● **TEXTO**:

┌──

Na publicação do texto, um dos comentários dizia: “Há que saldar igualmente a promessa oculta” (oculta no sentido de que Marcelino não sabia de tal promessa).  Confesso que me arrependo por não tê-lo feito e hoje, 11 de Fevereiro de 2020, com a sua morte,  a dívida  - fazer chegar “O Processo Histórico” a Marcelino dos Santos,  também Kalungano, Lilinho Micaia ou ainda  “Dôs Santos”- ainda continua por saldar. Segundo Óscar Monteiro, outro nacionalista moçambicano,  o “Dôs Santos” era o toque francês pelo o qual o mundo chamava a Marcelino dos Santos nos corredores das conferências internacionais.

 

Enquanto  penso numa alternativa à física  para a  entrega do livro e  fora os episódios dos “meus encontros” com Marcelino dos Santos, narrados no texto a que me referi acima, vêem-me à memória outros momentos e circunstâncias, não tão importantes, mas interessantes,  que têm em Marcelino dos Santos  o foco central.

  

Nos preparativos das  duas e longas reuniões citadas anteriormente, o  interlocutor  destacado por Marcelino dos Santos contou-me um episódio de ambos quando da participação de Marcelino dos Santos  - como convidado e orador - numa conferência internacional em Paris, França, algures em meados da década de 2000. Creio que foi por ocasião da celebração cinquentenária de um encontro internacional da nata intelectual de nacionalistas e poetas africanos, e não só, que se realizara  igualmente em Paris no qual Marcelino esteve presente. Aliás, nessa celebração ele seria um dos ainda vivos participantes desse memorável encontro.  Na preparação do discurso, o interlocutor conta que  Marcelino dos Santos estava relutante em  usar uma certa frase por si recomendada, mas no final aceitou-a. Na apresentação, essa frase foi muito apreciada o que levou Marcelino dos Santos  a comunicar  ao interlocutor que  ele, o interlocutor, passaria  a citá-lo quando a empregasse.

└──

● **LINHAS ARMAZENADAS**:
┌──

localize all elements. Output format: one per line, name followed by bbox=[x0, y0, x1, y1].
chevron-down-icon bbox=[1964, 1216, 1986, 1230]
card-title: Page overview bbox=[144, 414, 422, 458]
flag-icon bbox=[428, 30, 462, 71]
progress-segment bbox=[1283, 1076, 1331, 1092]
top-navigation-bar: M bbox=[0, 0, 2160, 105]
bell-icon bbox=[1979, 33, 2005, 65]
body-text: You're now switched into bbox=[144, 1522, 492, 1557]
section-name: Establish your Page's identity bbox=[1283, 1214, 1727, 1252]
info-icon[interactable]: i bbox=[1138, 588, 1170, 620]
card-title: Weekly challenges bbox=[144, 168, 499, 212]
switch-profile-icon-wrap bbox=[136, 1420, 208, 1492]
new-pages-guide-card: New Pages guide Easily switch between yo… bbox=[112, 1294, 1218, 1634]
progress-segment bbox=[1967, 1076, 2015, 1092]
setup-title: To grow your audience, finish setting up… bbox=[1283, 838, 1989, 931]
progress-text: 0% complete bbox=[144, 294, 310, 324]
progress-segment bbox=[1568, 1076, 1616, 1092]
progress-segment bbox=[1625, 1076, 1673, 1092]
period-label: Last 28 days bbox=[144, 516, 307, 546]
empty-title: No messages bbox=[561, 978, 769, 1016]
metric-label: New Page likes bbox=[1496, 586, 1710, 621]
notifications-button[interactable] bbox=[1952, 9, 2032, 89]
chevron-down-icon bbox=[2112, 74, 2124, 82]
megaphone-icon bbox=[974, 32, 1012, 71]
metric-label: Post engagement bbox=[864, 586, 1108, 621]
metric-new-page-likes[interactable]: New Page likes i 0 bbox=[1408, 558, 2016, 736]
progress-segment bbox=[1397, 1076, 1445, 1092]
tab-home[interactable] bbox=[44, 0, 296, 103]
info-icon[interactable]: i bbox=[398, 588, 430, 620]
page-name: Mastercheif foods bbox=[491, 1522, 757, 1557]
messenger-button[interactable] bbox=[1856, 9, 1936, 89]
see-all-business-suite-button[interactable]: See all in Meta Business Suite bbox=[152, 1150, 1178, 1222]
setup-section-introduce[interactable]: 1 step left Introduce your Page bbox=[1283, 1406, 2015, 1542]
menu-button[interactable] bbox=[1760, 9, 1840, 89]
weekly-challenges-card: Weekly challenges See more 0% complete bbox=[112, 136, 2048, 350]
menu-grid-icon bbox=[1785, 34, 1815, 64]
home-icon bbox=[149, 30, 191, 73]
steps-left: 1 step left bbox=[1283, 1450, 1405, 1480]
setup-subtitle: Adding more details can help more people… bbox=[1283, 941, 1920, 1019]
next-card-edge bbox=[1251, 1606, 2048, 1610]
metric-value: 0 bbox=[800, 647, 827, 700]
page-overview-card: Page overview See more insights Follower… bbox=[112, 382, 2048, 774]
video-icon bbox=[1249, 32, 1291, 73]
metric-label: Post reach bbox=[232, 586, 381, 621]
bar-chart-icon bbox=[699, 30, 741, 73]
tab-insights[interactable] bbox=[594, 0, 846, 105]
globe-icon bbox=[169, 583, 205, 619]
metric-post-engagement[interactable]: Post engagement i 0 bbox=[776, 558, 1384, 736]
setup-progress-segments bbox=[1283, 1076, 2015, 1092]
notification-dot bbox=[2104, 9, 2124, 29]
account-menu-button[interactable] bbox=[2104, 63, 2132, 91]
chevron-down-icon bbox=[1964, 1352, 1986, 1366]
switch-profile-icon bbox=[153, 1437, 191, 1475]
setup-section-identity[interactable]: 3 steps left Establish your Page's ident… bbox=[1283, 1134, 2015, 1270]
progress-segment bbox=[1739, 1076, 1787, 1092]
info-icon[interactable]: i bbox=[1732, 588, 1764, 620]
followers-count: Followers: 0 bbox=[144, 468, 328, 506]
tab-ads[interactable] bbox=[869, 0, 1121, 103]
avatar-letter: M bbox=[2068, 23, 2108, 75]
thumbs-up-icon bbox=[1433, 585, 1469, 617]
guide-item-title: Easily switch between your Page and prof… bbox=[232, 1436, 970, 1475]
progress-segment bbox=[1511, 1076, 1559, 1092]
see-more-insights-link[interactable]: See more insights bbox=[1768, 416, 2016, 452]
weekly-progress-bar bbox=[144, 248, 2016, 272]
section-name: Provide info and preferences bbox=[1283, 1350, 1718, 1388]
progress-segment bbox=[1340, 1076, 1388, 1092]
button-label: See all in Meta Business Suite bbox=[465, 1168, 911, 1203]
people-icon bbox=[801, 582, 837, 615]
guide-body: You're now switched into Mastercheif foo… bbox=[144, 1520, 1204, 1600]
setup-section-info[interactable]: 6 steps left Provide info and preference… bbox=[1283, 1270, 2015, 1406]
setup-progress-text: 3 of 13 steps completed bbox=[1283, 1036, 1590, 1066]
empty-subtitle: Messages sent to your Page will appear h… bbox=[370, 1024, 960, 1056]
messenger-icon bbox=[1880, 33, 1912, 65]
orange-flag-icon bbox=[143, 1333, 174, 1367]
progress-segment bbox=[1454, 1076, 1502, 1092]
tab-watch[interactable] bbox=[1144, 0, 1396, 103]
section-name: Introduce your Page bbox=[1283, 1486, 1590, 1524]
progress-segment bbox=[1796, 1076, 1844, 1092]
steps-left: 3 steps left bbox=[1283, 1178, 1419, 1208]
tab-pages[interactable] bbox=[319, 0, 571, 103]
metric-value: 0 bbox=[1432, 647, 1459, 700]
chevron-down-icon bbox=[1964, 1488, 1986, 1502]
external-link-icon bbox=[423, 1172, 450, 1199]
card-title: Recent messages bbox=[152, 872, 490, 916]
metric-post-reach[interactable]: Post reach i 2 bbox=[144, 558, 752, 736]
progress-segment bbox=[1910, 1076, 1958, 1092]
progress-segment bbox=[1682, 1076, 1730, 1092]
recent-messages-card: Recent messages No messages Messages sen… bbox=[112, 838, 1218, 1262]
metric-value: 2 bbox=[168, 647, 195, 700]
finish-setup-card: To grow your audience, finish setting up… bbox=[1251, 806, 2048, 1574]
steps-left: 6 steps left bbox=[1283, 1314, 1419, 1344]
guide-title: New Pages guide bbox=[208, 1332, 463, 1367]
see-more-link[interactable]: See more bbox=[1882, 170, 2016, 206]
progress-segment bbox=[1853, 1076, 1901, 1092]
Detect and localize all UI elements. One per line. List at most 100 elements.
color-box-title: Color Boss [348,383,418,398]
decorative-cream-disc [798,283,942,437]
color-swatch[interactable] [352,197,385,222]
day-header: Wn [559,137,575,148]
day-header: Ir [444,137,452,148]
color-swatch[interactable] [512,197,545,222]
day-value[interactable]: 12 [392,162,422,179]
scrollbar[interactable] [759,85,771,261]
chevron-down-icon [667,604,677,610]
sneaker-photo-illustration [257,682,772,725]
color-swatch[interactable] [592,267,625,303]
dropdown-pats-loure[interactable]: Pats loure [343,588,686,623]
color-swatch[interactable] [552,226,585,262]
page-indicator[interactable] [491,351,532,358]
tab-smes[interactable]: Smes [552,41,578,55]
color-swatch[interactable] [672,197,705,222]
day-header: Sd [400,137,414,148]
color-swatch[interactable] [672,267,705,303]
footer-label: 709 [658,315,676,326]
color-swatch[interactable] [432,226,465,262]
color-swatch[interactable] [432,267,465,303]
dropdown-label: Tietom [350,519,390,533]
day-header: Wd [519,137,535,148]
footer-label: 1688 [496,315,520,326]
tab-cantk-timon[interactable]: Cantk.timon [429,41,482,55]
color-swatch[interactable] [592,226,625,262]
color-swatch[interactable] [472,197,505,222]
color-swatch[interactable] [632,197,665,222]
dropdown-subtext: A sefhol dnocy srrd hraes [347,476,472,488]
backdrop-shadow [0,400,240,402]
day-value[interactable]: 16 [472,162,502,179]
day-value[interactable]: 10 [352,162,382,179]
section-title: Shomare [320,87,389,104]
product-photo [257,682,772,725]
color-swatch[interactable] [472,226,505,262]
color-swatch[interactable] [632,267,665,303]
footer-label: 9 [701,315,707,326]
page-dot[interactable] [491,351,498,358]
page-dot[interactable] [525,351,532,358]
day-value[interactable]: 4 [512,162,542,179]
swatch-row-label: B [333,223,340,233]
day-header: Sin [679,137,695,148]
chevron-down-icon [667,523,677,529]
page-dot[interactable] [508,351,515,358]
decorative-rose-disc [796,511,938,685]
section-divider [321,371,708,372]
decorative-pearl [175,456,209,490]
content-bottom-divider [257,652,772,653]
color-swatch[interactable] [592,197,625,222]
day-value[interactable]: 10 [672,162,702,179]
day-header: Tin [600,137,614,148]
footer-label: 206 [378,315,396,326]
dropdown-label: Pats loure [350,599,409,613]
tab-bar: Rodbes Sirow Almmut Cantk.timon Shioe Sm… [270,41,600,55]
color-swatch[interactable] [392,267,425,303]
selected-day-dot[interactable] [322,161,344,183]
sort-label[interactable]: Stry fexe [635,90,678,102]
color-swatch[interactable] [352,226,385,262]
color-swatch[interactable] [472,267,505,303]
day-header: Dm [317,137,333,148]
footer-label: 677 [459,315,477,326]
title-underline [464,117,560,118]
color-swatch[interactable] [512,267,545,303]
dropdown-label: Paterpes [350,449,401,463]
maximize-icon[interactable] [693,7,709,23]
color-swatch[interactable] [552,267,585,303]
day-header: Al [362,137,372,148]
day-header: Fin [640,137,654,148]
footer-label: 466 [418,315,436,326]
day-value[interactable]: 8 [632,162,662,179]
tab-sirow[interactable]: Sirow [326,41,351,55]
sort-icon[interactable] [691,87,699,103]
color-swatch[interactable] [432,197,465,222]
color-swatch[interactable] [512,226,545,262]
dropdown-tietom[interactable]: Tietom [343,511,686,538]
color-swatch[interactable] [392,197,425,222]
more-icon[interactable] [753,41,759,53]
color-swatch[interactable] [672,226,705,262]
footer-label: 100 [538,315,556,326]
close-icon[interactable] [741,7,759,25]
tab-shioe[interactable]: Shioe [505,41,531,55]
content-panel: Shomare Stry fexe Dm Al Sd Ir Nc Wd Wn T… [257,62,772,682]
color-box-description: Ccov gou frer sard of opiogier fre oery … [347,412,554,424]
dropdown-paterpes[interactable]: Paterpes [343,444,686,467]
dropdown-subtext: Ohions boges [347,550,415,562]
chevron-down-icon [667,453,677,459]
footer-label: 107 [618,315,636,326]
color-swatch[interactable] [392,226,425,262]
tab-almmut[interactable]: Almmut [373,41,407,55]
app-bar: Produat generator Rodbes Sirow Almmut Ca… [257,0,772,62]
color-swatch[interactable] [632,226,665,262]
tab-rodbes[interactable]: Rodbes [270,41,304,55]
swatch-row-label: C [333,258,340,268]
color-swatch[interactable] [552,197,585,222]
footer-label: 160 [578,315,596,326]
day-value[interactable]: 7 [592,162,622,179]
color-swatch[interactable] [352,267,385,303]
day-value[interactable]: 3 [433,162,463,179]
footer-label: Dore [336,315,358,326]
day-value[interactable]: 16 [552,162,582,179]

└──

● **O QUE SE PEDE**:
Dê seguimento ao texto sobre Marcelino dos Santos, começando logo após a última frase.

● **RESPOSTA À TAREFA**:
 

Numa recente viagem a  Angola,  visitei,  em Luanda, o Majestoso Mausoléu Agostinho Neto, nacionalista e 1º presidente de Angola. Na sequência de fotografias emblemáticas  que passam numa tela gigante vi o inconfundível  “Dôs Santos” nos tempos passados e de esforços nacionalistas para  as independências africanas. Emocionado, enchi-me de orgulho e ao virar para os lados por pouco dizia aos outros visitantes: aquele é meu “amigo, meu  camarada, meu líder!”. 

 

Muitos  países africanos  exaltam os seu líderes históricos.  O Senegal, Gana e a África do Sul aclamam  Senghor, Nkrumah e Mandela, respectivamente,  e Moçambique aclama Marcelino dos Santos, correligionário das mesmas andanças nacionalistas.  Nelson Mandela, o líder histórico  sul-africano, um pouco depois de ser liberto (por coincidência no dia 11 de Fevereiro de 1991) perguntara por Marcelino dos Santos num dos primeiros encontros que tivera com delegações moçambicanas. Aliás existem fotografias que testemunham um encontro de Mandela  com “Dôs Santos” antes de  Mandela  ser encarcerado por 27 anos e até da Frelimo ser criada em 1962. 

 

Fora as recordações habituais de ocasião , Marcelino dos Santos também deixa outras facetas para serem lembradas.  Uma delas, a de temido dirigente, foi eternizada na sua passagem pela Beira, na qualidade de Dirigente-residente/Governador da Província de Sofala. Há poucos dias, essa faceta foi  recordada a reboque de um suposto recrutamento militar à moda da temida “operação tira-camisa”, atribuída a ele nessa passagem pela Beira nos anos de 1983 à 1986 .

 

Uma outra faceta que retenho era a sua veia desportiva e solidária. Ir a um  recinto desportivo , fosse qual fosse a modalidade, e cruzar-me com Marcelino dos Santos era tão normal que passou a ser uma regra.  Uma das vezes,  nos anos 80, num domingo de futebol, não me cruzei com ele, mas senti inveja de adolescente por causa da sorte de um amigo  que pedira e apanhara boleia de Marcelino dos Santos no seu carro protocolar, do centro da cidade  até ao Estádio da  Marchava.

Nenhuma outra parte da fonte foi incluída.